## SET TASK
The entries below should be transcribed in their entirety, exactly as written.

## DATASET EXCERPTS

========================

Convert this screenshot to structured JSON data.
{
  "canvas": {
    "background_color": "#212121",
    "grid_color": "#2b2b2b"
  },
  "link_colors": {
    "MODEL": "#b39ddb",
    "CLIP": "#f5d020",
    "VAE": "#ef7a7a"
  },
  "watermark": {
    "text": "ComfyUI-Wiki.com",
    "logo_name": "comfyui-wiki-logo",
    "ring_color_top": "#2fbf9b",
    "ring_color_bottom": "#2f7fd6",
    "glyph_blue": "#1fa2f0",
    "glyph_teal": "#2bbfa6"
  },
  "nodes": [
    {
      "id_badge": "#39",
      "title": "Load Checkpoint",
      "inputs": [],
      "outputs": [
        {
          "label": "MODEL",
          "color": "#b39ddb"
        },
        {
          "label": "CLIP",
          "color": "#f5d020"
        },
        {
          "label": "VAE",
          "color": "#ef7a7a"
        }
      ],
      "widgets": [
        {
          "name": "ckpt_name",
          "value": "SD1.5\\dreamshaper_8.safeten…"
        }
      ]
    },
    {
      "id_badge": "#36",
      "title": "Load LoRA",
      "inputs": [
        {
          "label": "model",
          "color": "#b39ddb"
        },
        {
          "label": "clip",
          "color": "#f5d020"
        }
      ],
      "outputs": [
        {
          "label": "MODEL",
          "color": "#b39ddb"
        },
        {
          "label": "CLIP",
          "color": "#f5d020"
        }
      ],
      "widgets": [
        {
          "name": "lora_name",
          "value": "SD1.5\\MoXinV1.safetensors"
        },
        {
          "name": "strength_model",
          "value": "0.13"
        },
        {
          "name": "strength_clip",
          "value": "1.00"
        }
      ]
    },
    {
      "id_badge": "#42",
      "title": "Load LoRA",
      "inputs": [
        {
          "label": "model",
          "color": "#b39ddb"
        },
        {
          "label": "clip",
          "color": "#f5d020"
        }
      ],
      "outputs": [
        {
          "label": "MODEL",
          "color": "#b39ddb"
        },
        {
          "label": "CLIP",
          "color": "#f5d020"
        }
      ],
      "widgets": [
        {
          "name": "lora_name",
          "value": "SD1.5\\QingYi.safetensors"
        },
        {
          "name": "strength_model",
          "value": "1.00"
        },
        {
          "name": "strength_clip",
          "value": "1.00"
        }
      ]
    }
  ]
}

========================

## REPLY TO THE EXERCISE
Convert this screenshot to structured JSON data.
{
  "canvas": {
    "background_color": "#212121",
    "grid_color": "#2b2b2b"
  },
  "link_colors": {
    "MODEL": "#b39ddb",
    "CLIP": "#f5d020",
    "VAE": "#ef7a7a"
  },
  "watermark": {
    "text": "ComfyUI-Wiki.com",
    "logo_name": "comfyui-wiki-logo",
    "ring_color_top": "#2fbf9b",
    "ring_color_bottom": "#2f7fd6",
    "glyph_blue": "#1fa2f0",
    "glyph_teal": "#2bbfa6"
  },
  "nodes": [
    {
      "id_badge": "#39",
      "title": "Load Checkpoint",
      "inputs": [],
      "outputs": [
        {
          "label": "MODEL",
          "color": "#b39ddb"
        },
        {
          "label": "CLIP",
          "color": "#f5d020"
        },
        {
          "label": "VAE",
          "color": "#ef7a7a"
        }
      ],
      "widgets": [
        {
          "name": "ckpt_name",
          "value": "SD1.5\\dreamshaper_8.safeten…"
        }
      ]
    },
    {
      "id_badge": "#36",
      "title": "Load LoRA",
      "inputs": [
        {
          "label": "model",
          "color": "#b39ddb"
        },
        {
          "label": "clip",
          "color": "#f5d020"
        }
      ],
      "outputs": [
        {
          "label": "MODEL",
          "color": "#b39ddb"
        },
        {
          "label": "CLIP",
          "color": "#f5d020"
        }
      ],
      "widgets": [
        {
          "name": "lora_name",
          "value": "SD1.5\\MoXinV1.safetensors"
        },
        {
          "name": "strength_model",
          "value": "0.13"
        },
        {
          "name": "strength_clip",
          "value": "1.00"
        }
      ]
    },
    {
      "id_badge": "#42",
      "title": "Load LoRA",
      "inputs": [
        {
          "label": "model",
          "color": "#b39ddb"
        },
        {
          "label": "clip",
          "color": "#f5d020"
        }
      ],
      "outputs": [
        {
          "label": "MODEL",
          "color": "#b39ddb"
        },
        {
          "label": "CLIP",
          "color": "#f5d020"
        }
      ],
      "widgets": [
        {
          "name": "lora_name",
          "value": "SD1.5\\QingYi.safetensors"
        },
        {
          "name": "strength_model",
          "value": "1.00"
        },
        {
          "name": "strength_clip",
          "value": "1.00"
        }
      ]
    }
  ]
}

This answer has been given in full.